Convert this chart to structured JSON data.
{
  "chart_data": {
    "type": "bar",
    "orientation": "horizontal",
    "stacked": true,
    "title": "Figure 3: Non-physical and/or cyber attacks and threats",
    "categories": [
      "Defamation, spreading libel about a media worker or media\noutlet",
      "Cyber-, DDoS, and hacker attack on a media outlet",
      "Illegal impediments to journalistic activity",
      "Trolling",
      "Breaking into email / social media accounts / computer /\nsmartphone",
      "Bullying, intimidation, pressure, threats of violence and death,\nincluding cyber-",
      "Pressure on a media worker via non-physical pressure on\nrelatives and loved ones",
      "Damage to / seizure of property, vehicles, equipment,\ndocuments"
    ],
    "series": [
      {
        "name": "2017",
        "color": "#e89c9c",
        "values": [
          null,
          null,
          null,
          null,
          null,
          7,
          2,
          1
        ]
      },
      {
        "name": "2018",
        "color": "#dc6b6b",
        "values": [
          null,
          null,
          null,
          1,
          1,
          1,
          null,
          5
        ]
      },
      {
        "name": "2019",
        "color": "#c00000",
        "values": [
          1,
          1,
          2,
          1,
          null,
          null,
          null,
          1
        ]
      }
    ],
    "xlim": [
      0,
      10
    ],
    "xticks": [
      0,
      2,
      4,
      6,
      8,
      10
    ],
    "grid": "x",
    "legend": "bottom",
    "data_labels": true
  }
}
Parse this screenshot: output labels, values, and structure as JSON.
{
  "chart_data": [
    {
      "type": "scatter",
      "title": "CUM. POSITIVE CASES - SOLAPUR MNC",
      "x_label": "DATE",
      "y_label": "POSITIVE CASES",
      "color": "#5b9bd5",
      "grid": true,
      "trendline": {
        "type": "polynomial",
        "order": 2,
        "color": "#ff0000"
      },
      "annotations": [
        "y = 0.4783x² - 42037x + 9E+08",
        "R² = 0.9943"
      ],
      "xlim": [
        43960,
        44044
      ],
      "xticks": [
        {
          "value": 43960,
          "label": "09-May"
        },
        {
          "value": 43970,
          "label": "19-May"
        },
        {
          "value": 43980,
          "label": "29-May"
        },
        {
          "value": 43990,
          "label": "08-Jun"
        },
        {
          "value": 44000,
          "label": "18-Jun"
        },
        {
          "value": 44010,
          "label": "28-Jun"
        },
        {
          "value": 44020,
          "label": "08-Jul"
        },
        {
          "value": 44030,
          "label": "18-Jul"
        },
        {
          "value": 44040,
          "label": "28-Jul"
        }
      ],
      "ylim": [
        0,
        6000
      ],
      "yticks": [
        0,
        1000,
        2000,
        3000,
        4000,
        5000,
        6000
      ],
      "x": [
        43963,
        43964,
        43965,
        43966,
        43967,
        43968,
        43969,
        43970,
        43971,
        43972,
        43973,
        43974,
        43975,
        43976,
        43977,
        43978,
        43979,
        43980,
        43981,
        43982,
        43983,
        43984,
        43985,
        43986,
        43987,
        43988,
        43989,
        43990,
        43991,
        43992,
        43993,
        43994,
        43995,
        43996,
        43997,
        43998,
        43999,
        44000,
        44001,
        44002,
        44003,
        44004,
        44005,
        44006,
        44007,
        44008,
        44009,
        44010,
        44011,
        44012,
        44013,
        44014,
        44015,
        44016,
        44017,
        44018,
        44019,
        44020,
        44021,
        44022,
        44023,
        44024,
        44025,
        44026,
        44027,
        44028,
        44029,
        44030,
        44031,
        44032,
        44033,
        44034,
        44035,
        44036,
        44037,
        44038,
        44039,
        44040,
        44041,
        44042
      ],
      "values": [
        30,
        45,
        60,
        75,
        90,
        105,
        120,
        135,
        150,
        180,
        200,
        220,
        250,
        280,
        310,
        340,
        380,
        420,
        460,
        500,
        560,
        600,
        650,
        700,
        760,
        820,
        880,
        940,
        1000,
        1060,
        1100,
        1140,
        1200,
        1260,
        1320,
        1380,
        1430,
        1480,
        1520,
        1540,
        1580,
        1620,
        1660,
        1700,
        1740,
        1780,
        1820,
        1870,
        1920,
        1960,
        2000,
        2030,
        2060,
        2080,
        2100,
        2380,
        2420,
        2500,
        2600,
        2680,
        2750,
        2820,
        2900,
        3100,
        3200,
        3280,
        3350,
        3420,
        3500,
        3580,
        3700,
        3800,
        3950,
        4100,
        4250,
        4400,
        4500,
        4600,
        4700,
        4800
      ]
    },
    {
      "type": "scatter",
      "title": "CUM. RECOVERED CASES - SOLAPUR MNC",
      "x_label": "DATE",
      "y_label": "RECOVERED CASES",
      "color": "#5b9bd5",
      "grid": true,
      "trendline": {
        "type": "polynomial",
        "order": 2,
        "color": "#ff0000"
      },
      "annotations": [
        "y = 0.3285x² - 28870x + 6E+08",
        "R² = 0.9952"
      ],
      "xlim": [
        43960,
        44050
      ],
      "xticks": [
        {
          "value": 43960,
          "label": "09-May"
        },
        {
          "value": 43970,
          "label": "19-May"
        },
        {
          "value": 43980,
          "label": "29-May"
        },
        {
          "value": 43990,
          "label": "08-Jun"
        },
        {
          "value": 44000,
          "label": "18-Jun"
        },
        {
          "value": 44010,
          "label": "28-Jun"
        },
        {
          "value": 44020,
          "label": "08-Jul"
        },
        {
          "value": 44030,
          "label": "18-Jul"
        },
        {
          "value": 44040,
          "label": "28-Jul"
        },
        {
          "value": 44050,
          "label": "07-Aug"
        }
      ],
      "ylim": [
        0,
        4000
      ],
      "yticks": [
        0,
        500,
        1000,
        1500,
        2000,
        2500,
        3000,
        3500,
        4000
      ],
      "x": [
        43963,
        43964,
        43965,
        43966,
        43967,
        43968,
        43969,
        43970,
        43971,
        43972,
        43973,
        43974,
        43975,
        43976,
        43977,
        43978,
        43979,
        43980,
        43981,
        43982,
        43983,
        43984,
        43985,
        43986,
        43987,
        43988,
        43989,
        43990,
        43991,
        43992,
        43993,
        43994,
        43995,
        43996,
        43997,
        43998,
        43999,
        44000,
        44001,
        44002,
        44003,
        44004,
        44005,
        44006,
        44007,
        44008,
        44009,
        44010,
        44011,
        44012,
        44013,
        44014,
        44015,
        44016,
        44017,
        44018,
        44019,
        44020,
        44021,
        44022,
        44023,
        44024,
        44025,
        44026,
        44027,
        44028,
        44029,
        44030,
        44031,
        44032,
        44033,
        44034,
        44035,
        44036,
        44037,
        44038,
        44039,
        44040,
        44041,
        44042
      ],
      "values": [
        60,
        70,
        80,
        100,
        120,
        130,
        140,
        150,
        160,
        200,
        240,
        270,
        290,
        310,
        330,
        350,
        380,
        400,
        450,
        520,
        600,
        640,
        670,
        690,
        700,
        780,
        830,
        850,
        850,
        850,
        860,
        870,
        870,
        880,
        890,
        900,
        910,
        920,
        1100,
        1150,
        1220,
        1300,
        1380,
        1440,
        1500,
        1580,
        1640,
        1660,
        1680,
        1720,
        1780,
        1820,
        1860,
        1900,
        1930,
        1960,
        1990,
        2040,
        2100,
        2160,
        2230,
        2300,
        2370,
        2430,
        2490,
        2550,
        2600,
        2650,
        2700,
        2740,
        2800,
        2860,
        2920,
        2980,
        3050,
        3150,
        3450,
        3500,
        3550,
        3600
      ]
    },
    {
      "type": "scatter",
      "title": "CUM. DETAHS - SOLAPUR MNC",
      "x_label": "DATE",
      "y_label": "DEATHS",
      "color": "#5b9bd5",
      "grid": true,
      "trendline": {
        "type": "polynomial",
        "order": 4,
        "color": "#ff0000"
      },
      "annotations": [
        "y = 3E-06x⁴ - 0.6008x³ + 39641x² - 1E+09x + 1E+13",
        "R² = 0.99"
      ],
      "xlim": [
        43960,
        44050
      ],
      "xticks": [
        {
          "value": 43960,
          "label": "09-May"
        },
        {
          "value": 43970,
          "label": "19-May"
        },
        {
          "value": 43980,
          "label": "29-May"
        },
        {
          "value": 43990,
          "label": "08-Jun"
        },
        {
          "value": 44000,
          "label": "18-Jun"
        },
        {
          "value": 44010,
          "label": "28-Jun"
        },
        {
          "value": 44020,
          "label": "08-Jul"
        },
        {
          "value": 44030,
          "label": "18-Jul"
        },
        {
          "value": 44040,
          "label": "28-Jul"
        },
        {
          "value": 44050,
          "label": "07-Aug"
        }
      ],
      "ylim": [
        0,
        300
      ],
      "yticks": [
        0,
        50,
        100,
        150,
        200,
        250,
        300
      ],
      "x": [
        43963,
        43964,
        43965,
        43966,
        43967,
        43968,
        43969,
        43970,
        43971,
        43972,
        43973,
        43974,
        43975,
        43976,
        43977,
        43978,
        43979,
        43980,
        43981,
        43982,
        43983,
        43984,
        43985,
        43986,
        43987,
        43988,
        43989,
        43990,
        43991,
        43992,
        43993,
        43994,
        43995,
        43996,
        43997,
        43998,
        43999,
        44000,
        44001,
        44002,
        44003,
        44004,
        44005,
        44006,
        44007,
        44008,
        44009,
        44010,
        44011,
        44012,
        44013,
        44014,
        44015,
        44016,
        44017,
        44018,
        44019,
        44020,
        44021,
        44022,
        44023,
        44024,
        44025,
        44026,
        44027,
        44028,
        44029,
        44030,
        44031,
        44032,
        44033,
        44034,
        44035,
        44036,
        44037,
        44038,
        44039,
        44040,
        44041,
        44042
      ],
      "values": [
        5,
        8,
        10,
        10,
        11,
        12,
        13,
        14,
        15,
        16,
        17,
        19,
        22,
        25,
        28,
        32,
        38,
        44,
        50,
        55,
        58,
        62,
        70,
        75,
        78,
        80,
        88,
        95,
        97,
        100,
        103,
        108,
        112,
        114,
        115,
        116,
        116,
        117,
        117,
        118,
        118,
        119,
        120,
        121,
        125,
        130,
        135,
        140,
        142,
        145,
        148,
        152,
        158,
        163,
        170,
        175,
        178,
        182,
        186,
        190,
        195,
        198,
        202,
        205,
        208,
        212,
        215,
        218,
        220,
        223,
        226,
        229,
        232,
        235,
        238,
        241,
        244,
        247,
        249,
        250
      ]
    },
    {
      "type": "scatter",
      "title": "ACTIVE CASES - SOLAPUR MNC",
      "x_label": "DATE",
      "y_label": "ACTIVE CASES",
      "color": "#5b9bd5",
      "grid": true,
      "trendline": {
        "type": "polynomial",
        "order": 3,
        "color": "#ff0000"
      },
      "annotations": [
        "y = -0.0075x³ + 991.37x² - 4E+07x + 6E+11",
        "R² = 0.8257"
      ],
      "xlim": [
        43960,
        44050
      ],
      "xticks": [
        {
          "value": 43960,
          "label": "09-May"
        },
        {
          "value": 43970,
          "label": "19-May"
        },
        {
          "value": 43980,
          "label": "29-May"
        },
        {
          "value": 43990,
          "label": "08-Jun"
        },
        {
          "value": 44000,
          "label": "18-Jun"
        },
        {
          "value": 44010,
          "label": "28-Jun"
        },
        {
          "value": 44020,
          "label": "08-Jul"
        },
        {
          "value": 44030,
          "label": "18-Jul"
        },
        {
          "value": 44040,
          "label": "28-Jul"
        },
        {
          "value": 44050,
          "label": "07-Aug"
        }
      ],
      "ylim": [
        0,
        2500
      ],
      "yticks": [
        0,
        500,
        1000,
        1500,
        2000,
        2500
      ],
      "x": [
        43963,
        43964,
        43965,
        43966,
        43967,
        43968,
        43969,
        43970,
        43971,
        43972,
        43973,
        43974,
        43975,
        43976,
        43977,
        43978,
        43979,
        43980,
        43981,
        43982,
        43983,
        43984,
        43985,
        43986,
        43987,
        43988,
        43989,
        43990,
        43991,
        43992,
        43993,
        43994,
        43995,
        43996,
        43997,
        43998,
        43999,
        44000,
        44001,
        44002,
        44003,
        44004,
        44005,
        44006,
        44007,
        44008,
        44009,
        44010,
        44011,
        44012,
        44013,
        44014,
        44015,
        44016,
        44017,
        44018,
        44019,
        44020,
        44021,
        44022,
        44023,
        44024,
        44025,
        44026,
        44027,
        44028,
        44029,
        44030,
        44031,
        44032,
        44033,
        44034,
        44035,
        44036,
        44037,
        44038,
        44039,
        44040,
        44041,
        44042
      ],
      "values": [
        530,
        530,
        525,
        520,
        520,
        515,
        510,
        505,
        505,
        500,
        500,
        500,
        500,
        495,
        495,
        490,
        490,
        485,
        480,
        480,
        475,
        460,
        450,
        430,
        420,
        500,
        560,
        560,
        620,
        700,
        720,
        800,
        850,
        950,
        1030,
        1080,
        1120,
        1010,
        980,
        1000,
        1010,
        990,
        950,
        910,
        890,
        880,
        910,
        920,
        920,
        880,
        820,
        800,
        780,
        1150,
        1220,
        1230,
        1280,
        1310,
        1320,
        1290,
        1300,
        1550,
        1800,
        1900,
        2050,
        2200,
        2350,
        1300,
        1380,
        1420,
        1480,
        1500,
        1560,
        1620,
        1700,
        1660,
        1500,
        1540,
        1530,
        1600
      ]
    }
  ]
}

Work to complete
Pick each line holding the word "RECOVERED" out of the data and copy it.

The reply
      "title": "CUM. RECOVERED CASES - SOLAPUR MNC",
      "y_label": "RECOVERED CASES",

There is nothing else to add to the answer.